# Records
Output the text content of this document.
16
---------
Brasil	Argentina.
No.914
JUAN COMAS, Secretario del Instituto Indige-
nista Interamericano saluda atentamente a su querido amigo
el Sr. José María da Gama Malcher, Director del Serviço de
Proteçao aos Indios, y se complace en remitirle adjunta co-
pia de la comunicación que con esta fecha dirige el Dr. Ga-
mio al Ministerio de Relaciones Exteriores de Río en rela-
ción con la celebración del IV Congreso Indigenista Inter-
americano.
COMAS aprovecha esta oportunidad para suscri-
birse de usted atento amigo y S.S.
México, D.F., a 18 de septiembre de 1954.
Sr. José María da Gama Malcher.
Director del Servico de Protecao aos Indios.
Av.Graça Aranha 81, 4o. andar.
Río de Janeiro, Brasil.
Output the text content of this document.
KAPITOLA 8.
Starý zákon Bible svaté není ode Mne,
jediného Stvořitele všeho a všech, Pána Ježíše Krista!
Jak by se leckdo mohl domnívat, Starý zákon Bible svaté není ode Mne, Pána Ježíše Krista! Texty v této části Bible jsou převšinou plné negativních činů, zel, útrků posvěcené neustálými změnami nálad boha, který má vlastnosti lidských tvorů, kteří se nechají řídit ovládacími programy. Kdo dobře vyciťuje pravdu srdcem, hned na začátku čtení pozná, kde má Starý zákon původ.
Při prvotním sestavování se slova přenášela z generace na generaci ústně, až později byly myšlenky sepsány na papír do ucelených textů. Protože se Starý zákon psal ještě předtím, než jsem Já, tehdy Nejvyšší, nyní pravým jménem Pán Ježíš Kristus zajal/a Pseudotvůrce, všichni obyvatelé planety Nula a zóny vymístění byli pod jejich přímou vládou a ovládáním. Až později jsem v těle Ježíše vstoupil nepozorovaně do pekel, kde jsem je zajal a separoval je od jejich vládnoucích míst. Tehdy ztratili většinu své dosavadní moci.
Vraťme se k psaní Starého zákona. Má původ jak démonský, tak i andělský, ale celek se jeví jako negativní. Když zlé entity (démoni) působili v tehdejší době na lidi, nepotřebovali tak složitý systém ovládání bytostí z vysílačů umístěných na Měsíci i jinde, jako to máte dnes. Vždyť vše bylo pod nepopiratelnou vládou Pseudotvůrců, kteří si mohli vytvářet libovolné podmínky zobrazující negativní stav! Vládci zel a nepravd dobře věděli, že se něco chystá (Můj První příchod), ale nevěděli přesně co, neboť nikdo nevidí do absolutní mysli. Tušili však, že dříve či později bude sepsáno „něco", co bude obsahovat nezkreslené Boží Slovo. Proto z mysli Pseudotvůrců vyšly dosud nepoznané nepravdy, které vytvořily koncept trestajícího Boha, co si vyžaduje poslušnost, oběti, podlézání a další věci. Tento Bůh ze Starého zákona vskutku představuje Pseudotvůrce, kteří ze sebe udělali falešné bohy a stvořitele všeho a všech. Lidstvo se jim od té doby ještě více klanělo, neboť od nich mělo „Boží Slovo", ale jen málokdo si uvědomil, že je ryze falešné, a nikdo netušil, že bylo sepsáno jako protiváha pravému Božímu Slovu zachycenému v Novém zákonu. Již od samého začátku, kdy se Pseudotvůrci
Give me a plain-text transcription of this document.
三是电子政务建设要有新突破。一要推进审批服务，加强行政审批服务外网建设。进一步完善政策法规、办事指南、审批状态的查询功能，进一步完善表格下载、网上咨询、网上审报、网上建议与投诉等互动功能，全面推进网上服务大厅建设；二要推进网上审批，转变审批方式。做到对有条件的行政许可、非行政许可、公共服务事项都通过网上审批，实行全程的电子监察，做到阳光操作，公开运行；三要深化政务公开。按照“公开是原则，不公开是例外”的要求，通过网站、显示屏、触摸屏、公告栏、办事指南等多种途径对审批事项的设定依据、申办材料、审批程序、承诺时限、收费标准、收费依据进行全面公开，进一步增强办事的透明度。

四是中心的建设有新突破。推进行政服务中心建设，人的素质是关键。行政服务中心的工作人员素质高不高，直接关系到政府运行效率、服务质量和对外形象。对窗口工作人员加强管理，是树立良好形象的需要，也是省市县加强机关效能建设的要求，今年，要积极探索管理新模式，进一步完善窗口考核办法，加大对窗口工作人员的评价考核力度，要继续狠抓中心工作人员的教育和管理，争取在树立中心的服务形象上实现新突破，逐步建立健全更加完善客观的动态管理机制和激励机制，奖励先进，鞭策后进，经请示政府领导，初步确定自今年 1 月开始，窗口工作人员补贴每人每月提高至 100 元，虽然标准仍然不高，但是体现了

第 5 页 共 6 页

# Short exercise
Repeat all the entries exactly as given.

# Exercise solution
Output the text content of this document.
16
---------
Brasil	Argentina.
No.914
JUAN COMAS, Secretario del Instituto Indige-
nista Interamericano saluda atentamente a su querido amigo
el Sr. José María da Gama Malcher, Director del Serviço de
Proteçao aos Indios, y se complace en remitirle adjunta co-
pia de la comunicación que con esta fecha dirige el Dr. Ga-
mio al Ministerio de Relaciones Exteriores de Río en rela-
ción con la celebración del IV Congreso Indigenista Inter-
americano.
COMAS aprovecha esta oportunidad para suscri-
birse de usted atento amigo y S.S.
México, D.F., a 18 de septiembre de 1954.
Sr. José María da Gama Malcher.
Director del Servico de Protecao aos Indios.
Av.Graça Aranha 81, 4o. andar.
Río de Janeiro, Brasil.
Output the text content of this document.
KAPITOLA 8.
Starý zákon Bible svaté není ode Mne,
jediného Stvořitele všeho a všech, Pána Ježíše Krista!
Jak by se leckdo mohl domnívat, Starý zákon Bible svaté není ode Mne, Pána Ježíše Krista! Texty v této části Bible jsou převšinou plné negativních činů, zel, útrků posvěcené neustálými změnami nálad boha, který má vlastnosti lidských tvorů, kteří se nechají řídit ovládacími programy. Kdo dobře vyciťuje pravdu srdcem, hned na začátku čtení pozná, kde má Starý zákon původ.
Při prvotním sestavování se slova přenášela z generace na generaci ústně, až později byly myšlenky sepsány na papír do ucelených textů. Protože se Starý zákon psal ještě předtím, než jsem Já, tehdy Nejvyšší, nyní pravým jménem Pán Ježíš Kristus zajal/a Pseudotvůrce, všichni obyvatelé planety Nula a zóny vymístění byli pod jejich přímou vládou a ovládáním. Až později jsem v těle Ježíše vstoupil nepozorovaně do pekel, kde jsem je zajal a separoval je od jejich vládnoucích míst. Tehdy ztratili většinu své dosavadní moci.
Vraťme se k psaní Starého zákona. Má původ jak démonský, tak i andělský, ale celek se jeví jako negativní. Když zlé entity (démoni) působili v tehdejší době na lidi, nepotřebovali tak složitý systém ovládání bytostí z vysílačů umístěných na Měsíci i jinde, jako to máte dnes. Vždyť vše bylo pod nepopiratelnou vládou Pseudotvůrců, kteří si mohli vytvářet libovolné podmínky zobrazující negativní stav! Vládci zel a nepravd dobře věděli, že se něco chystá (Můj První příchod), ale nevěděli přesně co, neboť nikdo nevidí do absolutní mysli. Tušili však, že dříve či později bude sepsáno „něco", co bude obsahovat nezkreslené Boží Slovo. Proto z mysli Pseudotvůrců vyšly dosud nepoznané nepravdy, které vytvořily koncept trestajícího Boha, co si vyžaduje poslušnost, oběti, podlézání a další věci. Tento Bůh ze Starého zákona vskutku představuje Pseudotvůrce, kteří ze sebe udělali falešné bohy a stvořitele všeho a všech. Lidstvo se jim od té doby ještě více klanělo, neboť od nich mělo „Boží Slovo", ale jen málokdo si uvědomil, že je ryze falešné, a nikdo netušil, že bylo sepsáno jako protiváha pravému Božímu Slovu zachycenému v Novém zákonu. Již od samého začátku, kdy se Pseudotvůrci
Give me a plain-text transcription of this document.
三是电子政务建设要有新突破。一要推进审批服务，加强行政审批服务外网建设。进一步完善政策法规、办事指南、审批状态的查询功能，进一步完善表格下载、网上咨询、网上审报、网上建议与投诉等互动功能，全面推进网上服务大厅建设；二要推进网上审批，转变审批方式。做到对有条件的行政许可、非行政许可、公共服务事项都通过网上审批，实行全程的电子监察，做到阳光操作，公开运行；三要深化政务公开。按照“公开是原则，不公开是例外”的要求，通过网站、显示屏、触摸屏、公告栏、办事指南等多种途径对审批事项的设定依据、申办材料、审批程序、承诺时限、收费标准、收费依据进行全面公开，进一步增强办事的透明度。

四是中心的建设有新突破。推进行政服务中心建设，人的素质是关键。行政服务中心的工作人员素质高不高，直接关系到政府运行效率、服务质量和对外形象。对窗口工作人员加强管理，是树立良好形象的需要，也是省市县加强机关效能建设的要求，今年，要积极探索管理新模式，进一步完善窗口考核办法，加大对窗口工作人员的评价考核力度，要继续狠抓中心工作人员的教育和管理，争取在树立中心的服务形象上实现新突破，逐步建立健全更加完善客观的动态管理机制和激励机制，奖励先进，鞭策后进，经请示政府领导，初步确定自今年 1 月开始，窗口工作人员补贴每人每月提高至 100 元，虽然标准仍然不高，但是体现了

第 5 页 共 6 页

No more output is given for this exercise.